Goal of the exercise -
Scan the records below for lines with the word "Social", then state how many you find and nothing else.

Listing -

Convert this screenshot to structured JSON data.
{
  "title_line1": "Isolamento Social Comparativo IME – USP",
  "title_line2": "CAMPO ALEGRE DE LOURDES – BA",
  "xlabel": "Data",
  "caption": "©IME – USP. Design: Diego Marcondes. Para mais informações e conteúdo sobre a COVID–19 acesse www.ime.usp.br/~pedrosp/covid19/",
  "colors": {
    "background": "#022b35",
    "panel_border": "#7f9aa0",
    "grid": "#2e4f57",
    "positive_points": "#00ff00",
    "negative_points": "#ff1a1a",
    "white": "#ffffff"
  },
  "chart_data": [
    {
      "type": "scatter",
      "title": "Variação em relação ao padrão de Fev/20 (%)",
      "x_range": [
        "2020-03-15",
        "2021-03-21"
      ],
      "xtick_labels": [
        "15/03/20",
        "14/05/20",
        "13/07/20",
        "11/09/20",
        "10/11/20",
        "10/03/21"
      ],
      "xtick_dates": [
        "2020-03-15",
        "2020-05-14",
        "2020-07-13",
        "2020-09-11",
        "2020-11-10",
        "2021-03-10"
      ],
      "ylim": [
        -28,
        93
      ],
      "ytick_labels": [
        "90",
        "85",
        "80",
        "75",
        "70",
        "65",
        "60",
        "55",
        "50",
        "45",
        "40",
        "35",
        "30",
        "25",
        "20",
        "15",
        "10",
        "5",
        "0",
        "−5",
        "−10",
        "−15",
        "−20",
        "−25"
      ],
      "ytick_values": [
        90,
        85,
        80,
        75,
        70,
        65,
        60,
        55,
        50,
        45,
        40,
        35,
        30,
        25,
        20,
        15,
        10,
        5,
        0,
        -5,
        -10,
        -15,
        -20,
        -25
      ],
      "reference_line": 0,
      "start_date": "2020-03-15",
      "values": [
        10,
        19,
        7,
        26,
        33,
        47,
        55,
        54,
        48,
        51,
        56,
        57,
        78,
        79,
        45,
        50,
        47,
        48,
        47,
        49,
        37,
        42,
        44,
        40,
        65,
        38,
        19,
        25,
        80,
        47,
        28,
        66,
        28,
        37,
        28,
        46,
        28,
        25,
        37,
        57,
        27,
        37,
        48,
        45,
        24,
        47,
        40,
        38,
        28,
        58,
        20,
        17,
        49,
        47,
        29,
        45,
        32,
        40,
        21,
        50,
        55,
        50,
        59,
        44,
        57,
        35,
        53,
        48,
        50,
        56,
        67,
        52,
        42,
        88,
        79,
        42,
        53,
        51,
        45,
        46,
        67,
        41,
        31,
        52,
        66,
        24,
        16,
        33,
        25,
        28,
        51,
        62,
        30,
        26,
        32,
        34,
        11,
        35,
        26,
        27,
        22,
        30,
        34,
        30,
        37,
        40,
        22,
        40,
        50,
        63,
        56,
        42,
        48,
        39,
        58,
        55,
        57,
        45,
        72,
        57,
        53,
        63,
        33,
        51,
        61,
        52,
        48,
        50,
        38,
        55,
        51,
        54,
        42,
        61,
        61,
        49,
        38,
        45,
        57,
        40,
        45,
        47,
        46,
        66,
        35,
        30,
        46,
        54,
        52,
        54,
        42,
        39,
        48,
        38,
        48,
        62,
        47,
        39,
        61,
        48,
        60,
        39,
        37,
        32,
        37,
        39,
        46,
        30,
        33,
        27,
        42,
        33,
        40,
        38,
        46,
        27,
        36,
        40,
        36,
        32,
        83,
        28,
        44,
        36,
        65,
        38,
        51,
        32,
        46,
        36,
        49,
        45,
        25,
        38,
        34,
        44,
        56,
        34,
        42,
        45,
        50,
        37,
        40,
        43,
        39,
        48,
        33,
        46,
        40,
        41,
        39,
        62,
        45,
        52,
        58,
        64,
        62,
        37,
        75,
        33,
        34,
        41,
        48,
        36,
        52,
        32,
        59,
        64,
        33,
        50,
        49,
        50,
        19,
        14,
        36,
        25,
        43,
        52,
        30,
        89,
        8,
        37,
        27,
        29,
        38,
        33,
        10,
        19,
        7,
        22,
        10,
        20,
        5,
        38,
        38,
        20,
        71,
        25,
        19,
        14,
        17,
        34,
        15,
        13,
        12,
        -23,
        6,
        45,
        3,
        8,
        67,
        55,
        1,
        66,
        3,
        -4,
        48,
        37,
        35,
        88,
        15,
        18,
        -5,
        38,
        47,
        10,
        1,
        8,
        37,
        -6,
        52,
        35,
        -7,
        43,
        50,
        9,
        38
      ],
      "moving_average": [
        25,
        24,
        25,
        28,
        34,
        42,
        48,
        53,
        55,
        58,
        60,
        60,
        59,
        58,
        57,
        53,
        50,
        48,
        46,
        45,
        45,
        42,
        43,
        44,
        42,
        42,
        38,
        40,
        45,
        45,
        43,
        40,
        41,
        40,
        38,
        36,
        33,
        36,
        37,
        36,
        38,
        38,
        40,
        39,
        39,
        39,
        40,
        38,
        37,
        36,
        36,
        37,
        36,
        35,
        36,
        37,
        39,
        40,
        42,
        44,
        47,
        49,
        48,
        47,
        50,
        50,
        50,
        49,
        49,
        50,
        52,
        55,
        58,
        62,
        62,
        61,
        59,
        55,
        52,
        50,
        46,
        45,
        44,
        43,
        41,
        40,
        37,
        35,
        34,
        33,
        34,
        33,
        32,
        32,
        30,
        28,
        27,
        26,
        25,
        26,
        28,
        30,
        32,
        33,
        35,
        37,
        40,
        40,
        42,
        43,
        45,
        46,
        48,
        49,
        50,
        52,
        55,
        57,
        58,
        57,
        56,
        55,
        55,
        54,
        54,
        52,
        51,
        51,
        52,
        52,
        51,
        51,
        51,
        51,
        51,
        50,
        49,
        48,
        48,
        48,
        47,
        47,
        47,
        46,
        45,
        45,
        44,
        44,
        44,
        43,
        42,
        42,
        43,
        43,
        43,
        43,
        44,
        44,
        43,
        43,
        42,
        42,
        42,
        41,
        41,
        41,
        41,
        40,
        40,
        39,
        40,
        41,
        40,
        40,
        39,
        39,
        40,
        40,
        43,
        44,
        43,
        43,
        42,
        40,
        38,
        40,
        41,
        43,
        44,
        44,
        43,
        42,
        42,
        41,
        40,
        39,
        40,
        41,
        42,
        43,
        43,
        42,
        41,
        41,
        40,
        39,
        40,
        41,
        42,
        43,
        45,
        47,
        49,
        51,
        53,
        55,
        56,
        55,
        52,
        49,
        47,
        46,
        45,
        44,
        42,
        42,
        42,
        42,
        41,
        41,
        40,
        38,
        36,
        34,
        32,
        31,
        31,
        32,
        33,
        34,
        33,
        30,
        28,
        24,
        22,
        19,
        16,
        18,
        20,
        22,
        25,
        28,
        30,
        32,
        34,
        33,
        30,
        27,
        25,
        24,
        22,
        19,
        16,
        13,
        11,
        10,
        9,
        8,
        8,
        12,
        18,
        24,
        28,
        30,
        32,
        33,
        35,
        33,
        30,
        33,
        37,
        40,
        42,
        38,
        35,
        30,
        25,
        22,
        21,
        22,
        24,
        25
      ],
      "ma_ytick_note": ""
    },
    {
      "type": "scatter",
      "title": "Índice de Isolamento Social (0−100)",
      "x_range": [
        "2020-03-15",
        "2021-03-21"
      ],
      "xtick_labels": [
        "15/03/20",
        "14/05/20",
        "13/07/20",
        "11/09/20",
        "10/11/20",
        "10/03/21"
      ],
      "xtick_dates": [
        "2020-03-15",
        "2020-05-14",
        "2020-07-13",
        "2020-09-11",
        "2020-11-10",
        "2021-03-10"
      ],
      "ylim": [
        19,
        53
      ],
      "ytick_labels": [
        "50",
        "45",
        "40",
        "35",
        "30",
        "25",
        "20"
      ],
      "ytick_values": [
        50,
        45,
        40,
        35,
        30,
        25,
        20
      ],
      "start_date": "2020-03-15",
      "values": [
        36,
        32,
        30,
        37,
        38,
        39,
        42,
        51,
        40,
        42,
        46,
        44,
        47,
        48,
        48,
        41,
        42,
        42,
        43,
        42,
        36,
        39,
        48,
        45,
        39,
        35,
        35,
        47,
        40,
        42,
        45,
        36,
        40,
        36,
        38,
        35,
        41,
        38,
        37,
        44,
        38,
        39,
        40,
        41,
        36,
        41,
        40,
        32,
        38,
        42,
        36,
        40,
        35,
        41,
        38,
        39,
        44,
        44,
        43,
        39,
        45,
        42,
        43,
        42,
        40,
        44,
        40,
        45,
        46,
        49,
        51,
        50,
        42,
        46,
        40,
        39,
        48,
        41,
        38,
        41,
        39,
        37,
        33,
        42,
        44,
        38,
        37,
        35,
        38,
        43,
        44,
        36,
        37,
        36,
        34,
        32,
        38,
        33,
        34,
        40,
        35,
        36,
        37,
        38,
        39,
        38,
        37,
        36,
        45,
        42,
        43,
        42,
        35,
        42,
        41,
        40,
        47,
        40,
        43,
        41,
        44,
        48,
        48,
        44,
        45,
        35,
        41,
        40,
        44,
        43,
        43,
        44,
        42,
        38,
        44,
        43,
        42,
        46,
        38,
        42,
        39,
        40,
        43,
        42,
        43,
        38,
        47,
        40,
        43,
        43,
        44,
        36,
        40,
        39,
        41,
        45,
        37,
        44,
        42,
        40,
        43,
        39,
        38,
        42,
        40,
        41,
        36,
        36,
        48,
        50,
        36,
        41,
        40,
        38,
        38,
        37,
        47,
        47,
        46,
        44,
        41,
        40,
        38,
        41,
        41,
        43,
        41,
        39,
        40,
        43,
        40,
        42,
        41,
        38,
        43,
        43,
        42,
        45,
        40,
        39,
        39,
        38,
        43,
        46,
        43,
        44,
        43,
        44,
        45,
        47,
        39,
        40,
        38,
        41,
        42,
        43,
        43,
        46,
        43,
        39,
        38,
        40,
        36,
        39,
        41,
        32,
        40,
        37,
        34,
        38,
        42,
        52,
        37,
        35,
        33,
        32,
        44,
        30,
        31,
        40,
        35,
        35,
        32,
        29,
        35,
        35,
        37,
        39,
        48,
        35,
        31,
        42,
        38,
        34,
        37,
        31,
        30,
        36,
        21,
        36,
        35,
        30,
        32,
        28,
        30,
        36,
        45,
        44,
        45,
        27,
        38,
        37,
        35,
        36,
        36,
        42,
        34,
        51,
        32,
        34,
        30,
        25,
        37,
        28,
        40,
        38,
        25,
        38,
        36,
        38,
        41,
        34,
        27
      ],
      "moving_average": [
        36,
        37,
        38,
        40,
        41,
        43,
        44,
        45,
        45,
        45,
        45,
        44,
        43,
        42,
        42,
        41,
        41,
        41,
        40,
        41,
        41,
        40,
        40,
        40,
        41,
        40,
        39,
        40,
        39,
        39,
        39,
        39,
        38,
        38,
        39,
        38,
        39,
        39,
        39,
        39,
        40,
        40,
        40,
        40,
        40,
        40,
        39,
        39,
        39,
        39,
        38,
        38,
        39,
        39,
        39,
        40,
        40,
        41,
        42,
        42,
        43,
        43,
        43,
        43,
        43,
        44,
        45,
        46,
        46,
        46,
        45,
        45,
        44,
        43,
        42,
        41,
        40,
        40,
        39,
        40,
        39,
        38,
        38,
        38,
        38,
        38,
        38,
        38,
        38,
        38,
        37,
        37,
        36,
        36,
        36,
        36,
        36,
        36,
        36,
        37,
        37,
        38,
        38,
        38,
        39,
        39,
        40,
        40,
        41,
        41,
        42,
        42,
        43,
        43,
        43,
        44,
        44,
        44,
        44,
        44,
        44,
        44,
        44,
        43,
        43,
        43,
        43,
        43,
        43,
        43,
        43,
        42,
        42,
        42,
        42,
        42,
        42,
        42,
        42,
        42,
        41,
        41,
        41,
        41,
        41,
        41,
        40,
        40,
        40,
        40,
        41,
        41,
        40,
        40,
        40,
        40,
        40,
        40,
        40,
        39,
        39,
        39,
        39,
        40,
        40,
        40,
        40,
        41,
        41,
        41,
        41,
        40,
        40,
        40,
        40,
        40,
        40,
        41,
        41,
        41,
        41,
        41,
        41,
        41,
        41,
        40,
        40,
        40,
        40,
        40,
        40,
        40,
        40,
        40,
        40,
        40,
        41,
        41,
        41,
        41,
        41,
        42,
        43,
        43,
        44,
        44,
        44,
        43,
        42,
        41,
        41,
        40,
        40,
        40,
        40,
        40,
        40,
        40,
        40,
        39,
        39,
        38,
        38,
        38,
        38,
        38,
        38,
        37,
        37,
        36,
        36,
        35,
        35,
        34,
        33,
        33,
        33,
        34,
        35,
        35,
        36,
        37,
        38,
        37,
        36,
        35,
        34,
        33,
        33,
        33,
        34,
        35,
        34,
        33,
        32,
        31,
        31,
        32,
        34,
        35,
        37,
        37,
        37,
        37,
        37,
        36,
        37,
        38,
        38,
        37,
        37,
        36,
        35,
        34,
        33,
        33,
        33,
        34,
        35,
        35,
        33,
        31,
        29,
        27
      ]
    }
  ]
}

Solution to this exercise -
2